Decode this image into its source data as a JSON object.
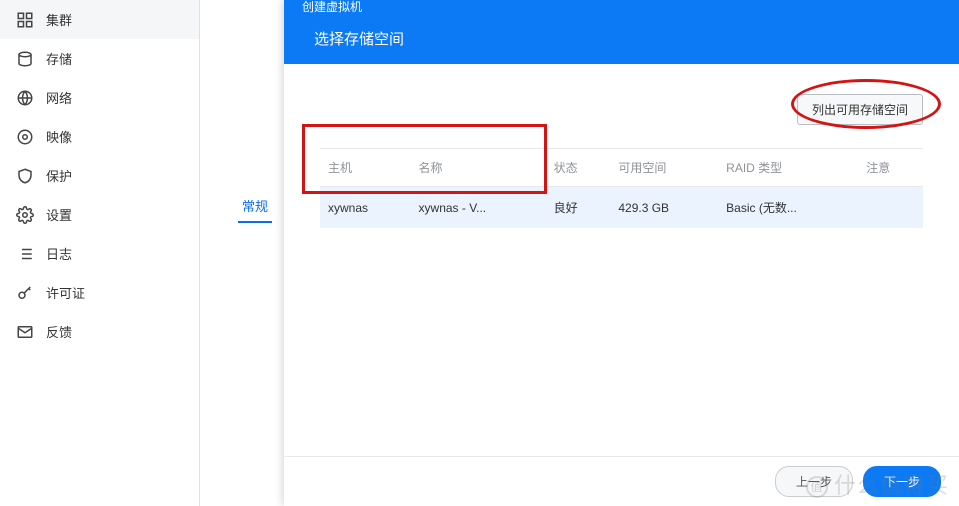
{
  "sidebar": {
    "items": [
      {
        "label": "集群",
        "icon": "cluster-icon"
      },
      {
        "label": "存储",
        "icon": "storage-icon"
      },
      {
        "label": "网络",
        "icon": "network-icon"
      },
      {
        "label": "映像",
        "icon": "image-icon"
      },
      {
        "label": "保护",
        "icon": "shield-icon"
      },
      {
        "label": "设置",
        "icon": "gear-icon"
      },
      {
        "label": "日志",
        "icon": "list-icon"
      },
      {
        "label": "许可证",
        "icon": "key-icon"
      },
      {
        "label": "反馈",
        "icon": "mail-icon"
      }
    ]
  },
  "tabbar": {
    "active": "常规"
  },
  "modal": {
    "window_title": "创建虚拟机",
    "title": "选择存储空间",
    "list_button": "列出可用存储空间",
    "table": {
      "headers": [
        "主机",
        "名称",
        "状态",
        "可用空间",
        "RAID 类型",
        "注意"
      ],
      "rows": [
        {
          "host": "xywnas",
          "name": "xywnas - V...",
          "status": "良好",
          "avail": "429.3 GB",
          "raid": "Basic (无数...",
          "note": ""
        }
      ]
    },
    "footer": {
      "prev": "上一步",
      "next": "下一步"
    }
  },
  "watermark": "什么值得买"
}
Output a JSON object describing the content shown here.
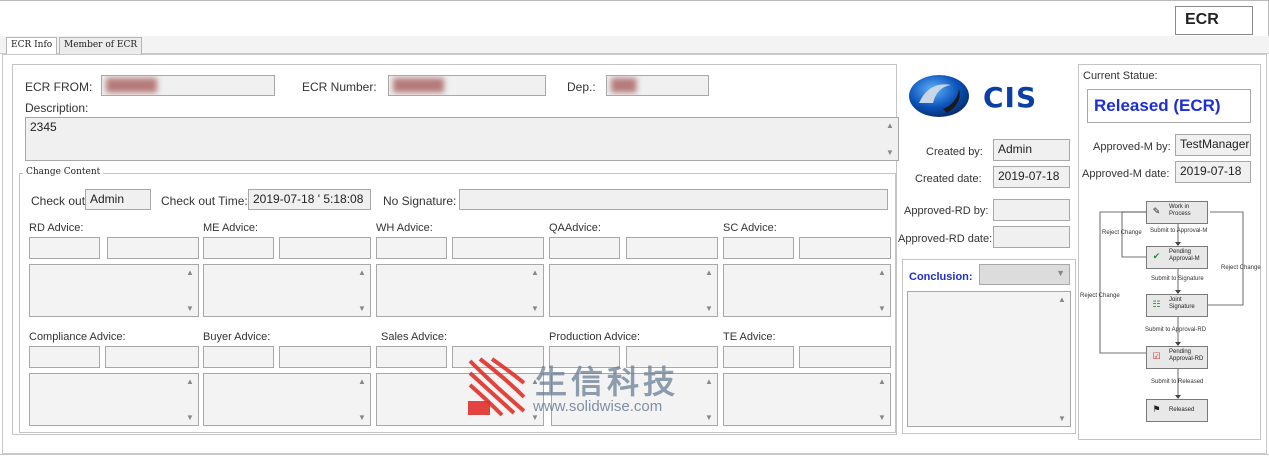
{
  "header": {
    "title": "ECR"
  },
  "tabs": [
    {
      "label": "ECR Info",
      "active": true
    },
    {
      "label": "Member of ECR",
      "active": false
    }
  ],
  "form": {
    "ecr_from_label": "ECR FROM:",
    "ecr_number_label": "ECR Number:",
    "dep_label": "Dep.:",
    "description_label": "Description:",
    "description_value": "2345"
  },
  "change_content": {
    "legend": "Change Content",
    "check_out_label": "Check out:",
    "check_out_value": "Admin",
    "check_out_time_label": "Check out Time:",
    "check_out_time_value": "2019-07-18 ' 5:18:08",
    "no_signature_label": "No Signature:",
    "advice_row1": [
      "RD Advice:",
      "ME Advice:",
      "WH Advice:",
      "QAAdvice:",
      "SC  Advice:"
    ],
    "advice_row2": [
      "Compliance Advice:",
      "Buyer Advice:",
      "Sales  Advice:",
      "Production Advice:",
      "TE Advice:"
    ]
  },
  "brand": {
    "logo_text": "CIS"
  },
  "info": {
    "created_by_label": "Created by:",
    "created_by_value": "Admin",
    "created_date_label": "Created date:",
    "created_date_value": "2019-07-18",
    "approved_rd_by_label": "Approved-RD by:",
    "approved_rd_date_label": "Approved-RD date:",
    "conclusion_label": "Conclusion:"
  },
  "status": {
    "current_label": "Current Statue:",
    "value": "Released (ECR)",
    "approved_m_by_label": "Approved-M by:",
    "approved_m_by_value": "TestManager",
    "approved_m_date_label": "Approved-M date:",
    "approved_m_date_value": "2019-07-18"
  },
  "workflow": {
    "nodes": [
      "Work in Process",
      "Pending Approval-M",
      "Joint Signature",
      "Pending Approval-RD",
      "Released"
    ],
    "edges": [
      "Submit to Approval-M",
      "Submit to Signature",
      "Submit to Approval-RD",
      "Submit to Released"
    ],
    "reject_labels": [
      "Reject Change",
      "Reject Change",
      "Reject Change"
    ]
  },
  "watermark": {
    "text": "生信科技",
    "url": "www.solidwise.com"
  },
  "colors": {
    "accent_blue": "#1c2fd4",
    "watermark_red": "#e0302a"
  }
}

Short problem
Select, from the listing, all lines that include the word "Pending".

Final result
      "Pending Approval-M",
      "Pending Approval-RD",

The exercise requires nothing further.